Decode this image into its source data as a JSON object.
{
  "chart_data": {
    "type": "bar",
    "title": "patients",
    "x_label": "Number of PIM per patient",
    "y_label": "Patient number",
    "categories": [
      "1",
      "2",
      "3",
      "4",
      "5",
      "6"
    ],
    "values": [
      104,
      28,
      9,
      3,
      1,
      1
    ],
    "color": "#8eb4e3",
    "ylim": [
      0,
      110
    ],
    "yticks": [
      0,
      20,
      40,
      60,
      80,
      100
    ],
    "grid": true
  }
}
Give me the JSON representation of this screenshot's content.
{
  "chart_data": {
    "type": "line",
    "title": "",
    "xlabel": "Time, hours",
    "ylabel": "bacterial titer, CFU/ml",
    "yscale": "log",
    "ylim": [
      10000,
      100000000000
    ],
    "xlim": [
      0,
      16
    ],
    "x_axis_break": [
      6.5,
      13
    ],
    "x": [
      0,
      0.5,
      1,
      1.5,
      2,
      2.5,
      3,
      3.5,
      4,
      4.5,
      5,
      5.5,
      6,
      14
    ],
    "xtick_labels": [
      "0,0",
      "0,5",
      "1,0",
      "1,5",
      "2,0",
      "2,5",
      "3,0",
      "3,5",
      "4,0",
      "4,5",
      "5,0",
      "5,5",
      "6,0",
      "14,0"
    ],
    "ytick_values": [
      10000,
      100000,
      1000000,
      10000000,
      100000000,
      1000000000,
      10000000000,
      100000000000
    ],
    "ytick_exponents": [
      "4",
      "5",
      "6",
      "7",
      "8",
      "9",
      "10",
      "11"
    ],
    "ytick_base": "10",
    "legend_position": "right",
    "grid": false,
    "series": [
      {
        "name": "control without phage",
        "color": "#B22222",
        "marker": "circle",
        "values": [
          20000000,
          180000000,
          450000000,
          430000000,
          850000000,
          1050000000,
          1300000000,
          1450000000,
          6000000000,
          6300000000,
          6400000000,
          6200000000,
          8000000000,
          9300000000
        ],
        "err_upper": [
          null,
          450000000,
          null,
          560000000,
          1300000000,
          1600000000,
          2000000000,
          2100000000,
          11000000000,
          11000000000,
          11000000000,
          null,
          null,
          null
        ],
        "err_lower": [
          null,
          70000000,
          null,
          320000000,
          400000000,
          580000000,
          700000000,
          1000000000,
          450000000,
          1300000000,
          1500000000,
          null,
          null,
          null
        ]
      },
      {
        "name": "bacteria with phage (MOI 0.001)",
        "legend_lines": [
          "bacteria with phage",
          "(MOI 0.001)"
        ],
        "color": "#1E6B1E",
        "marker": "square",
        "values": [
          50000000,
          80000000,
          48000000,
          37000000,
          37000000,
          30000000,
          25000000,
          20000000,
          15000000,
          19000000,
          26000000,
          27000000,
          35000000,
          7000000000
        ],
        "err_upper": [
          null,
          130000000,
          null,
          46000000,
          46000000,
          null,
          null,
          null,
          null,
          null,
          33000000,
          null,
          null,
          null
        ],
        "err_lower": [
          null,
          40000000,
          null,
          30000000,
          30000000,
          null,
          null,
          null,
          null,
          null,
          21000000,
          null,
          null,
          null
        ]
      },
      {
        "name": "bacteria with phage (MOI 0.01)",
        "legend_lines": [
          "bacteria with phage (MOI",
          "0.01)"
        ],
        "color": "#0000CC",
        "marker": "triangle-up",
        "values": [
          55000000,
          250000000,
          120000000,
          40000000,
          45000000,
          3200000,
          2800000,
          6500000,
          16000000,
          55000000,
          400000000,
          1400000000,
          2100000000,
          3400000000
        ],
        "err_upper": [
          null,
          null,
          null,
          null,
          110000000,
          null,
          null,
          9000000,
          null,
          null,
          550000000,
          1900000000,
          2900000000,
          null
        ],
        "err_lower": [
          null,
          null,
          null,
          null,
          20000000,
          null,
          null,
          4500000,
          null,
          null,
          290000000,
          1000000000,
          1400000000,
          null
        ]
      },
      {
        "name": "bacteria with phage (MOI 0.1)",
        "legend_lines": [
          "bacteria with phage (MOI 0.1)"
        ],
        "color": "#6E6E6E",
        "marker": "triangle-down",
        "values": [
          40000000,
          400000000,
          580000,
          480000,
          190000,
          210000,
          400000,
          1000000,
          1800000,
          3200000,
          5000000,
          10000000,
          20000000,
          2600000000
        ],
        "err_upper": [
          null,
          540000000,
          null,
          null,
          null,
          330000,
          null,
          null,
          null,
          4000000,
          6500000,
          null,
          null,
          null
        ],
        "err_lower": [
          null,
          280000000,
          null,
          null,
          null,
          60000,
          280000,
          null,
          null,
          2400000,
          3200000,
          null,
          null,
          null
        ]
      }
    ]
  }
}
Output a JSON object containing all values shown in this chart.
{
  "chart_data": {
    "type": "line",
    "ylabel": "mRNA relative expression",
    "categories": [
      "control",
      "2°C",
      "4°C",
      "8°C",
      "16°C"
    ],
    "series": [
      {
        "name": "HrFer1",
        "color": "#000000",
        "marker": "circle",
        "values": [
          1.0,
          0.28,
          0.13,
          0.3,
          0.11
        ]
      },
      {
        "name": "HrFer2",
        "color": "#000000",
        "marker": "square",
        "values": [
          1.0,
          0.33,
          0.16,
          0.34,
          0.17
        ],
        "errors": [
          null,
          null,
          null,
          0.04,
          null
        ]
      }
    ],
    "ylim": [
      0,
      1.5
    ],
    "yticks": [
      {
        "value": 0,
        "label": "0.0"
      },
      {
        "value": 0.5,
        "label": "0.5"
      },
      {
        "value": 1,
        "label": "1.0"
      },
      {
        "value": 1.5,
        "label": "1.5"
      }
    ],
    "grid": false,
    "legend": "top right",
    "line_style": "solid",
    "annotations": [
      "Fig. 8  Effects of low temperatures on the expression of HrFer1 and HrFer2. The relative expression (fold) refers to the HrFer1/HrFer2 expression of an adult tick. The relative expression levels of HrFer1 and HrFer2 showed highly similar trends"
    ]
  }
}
########
● **Task objective**:
Repeat the data in full. Alter nothing.

● **Solution to this exercise**:
Decode this image into its source data as a JSON object.
{
  "chart_data": {
    "type": "bar",
    "title": "patients",
    "x_label": "Number of PIM per patient",
    "y_label": "Patient number",
    "categories": [
      "1",
      "2",
      "3",
      "4",
      "5",
      "6"
    ],
    "values": [
      104,
      28,
      9,
      3,
      1,
      1
    ],
    "color": "#8eb4e3",
    "ylim": [
      0,
      110
    ],
    "yticks": [
      0,
      20,
      40,
      60,
      80,
      100
    ],
    "grid": true
  }
}
Give me the JSON representation of this screenshot's content.
{
  "chart_data": {
    "type": "line",
    "title": "",
    "xlabel": "Time, hours",
    "ylabel": "bacterial titer, CFU/ml",
    "yscale": "log",
    "ylim": [
      10000,
      100000000000
    ],
    "xlim": [
      0,
      16
    ],
    "x_axis_break": [
      6.5,
      13
    ],
    "x": [
      0,
      0.5,
      1,
      1.5,
      2,
      2.5,
      3,
      3.5,
      4,
      4.5,
      5,
      5.5,
      6,
      14
    ],
    "xtick_labels": [
      "0,0",
      "0,5",
      "1,0",
      "1,5",
      "2,0",
      "2,5",
      "3,0",
      "3,5",
      "4,0",
      "4,5",
      "5,0",
      "5,5",
      "6,0",
      "14,0"
    ],
    "ytick_values": [
      10000,
      100000,
      1000000,
      10000000,
      100000000,
      1000000000,
      10000000000,
      100000000000
    ],
    "ytick_exponents": [
      "4",
      "5",
      "6",
      "7",
      "8",
      "9",
      "10",
      "11"
    ],
    "ytick_base": "10",
    "legend_position": "right",
    "grid": false,
    "series": [
      {
        "name": "control without phage",
        "color": "#B22222",
        "marker": "circle",
        "values": [
          20000000,
          180000000,
          450000000,
          430000000,
          850000000,
          1050000000,
          1300000000,
          1450000000,
          6000000000,
          6300000000,
          6400000000,
          6200000000,
          8000000000,
          9300000000
        ],
        "err_upper": [
          null,
          450000000,
          null,
          560000000,
          1300000000,
          1600000000,
          2000000000,
          2100000000,
          11000000000,
          11000000000,
          11000000000,
          null,
          null,
          null
        ],
        "err_lower": [
          null,
          70000000,
          null,
          320000000,
          400000000,
          580000000,
          700000000,
          1000000000,
          450000000,
          1300000000,
          1500000000,
          null,
          null,
          null
        ]
      },
      {
        "name": "bacteria with phage (MOI 0.001)",
        "legend_lines": [
          "bacteria with phage",
          "(MOI 0.001)"
        ],
        "color": "#1E6B1E",
        "marker": "square",
        "values": [
          50000000,
          80000000,
          48000000,
          37000000,
          37000000,
          30000000,
          25000000,
          20000000,
          15000000,
          19000000,
          26000000,
          27000000,
          35000000,
          7000000000
        ],
        "err_upper": [
          null,
          130000000,
          null,
          46000000,
          46000000,
          null,
          null,
          null,
          null,
          null,
          33000000,
          null,
          null,
          null
        ],
        "err_lower": [
          null,
          40000000,
          null,
          30000000,
          30000000,
          null,
          null,
          null,
          null,
          null,
          21000000,
          null,
          null,
          null
        ]
      },
      {
        "name": "bacteria with phage (MOI 0.01)",
        "legend_lines": [
          "bacteria with phage (MOI",
          "0.01)"
        ],
        "color": "#0000CC",
        "marker": "triangle-up",
        "values": [
          55000000,
          250000000,
          120000000,
          40000000,
          45000000,
          3200000,
          2800000,
          6500000,
          16000000,
          55000000,
          400000000,
          1400000000,
          2100000000,
          3400000000
        ],
        "err_upper": [
          null,
          null,
          null,
          null,
          110000000,
          null,
          null,
          9000000,
          null,
          null,
          550000000,
          1900000000,
          2900000000,
          null
        ],
        "err_lower": [
          null,
          null,
          null,
          null,
          20000000,
          null,
          null,
          4500000,
          null,
          null,
          290000000,
          1000000000,
          1400000000,
          null
        ]
      },
      {
        "name": "bacteria with phage (MOI 0.1)",
        "legend_lines": [
          "bacteria with phage (MOI 0.1)"
        ],
        "color": "#6E6E6E",
        "marker": "triangle-down",
        "values": [
          40000000,
          400000000,
          580000,
          480000,
          190000,
          210000,
          400000,
          1000000,
          1800000,
          3200000,
          5000000,
          10000000,
          20000000,
          2600000000
        ],
        "err_upper": [
          null,
          540000000,
          null,
          null,
          null,
          330000,
          null,
          null,
          null,
          4000000,
          6500000,
          null,
          null,
          null
        ],
        "err_lower": [
          null,
          280000000,
          null,
          null,
          null,
          60000,
          280000,
          null,
          null,
          2400000,
          3200000,
          null,
          null,
          null
        ]
      }
    ]
  }
}
Output a JSON object containing all values shown in this chart.
{
  "chart_data": {
    "type": "line",
    "ylabel": "mRNA relative expression",
    "categories": [
      "control",
      "2°C",
      "4°C",
      "8°C",
      "16°C"
    ],
    "series": [
      {
        "name": "HrFer1",
        "color": "#000000",
        "marker": "circle",
        "values": [
          1.0,
          0.28,
          0.13,
          0.3,
          0.11
        ]
      },
      {
        "name": "HrFer2",
        "color": "#000000",
        "marker": "square",
        "values": [
          1.0,
          0.33,
          0.16,
          0.34,
          0.17
        ],
        "errors": [
          null,
          null,
          null,
          0.04,
          null
        ]
      }
    ],
    "ylim": [
      0,
      1.5
    ],
    "yticks": [
      {
        "value": 0,
        "label": "0.0"
      },
      {
        "value": 0.5,
        "label": "0.5"
      },
      {
        "value": 1,
        "label": "1.0"
      },
      {
        "value": 1.5,
        "label": "1.5"
      }
    ],
    "grid": false,
    "legend": "top right",
    "line_style": "solid",
    "annotations": [
      "Fig. 8  Effects of low temperatures on the expression of HrFer1 and HrFer2. The relative expression (fold) refers to the HrFer1/HrFer2 expression of an adult tick. The relative expression levels of HrFer1 and HrFer2 showed highly similar trends"
    ]
  }
}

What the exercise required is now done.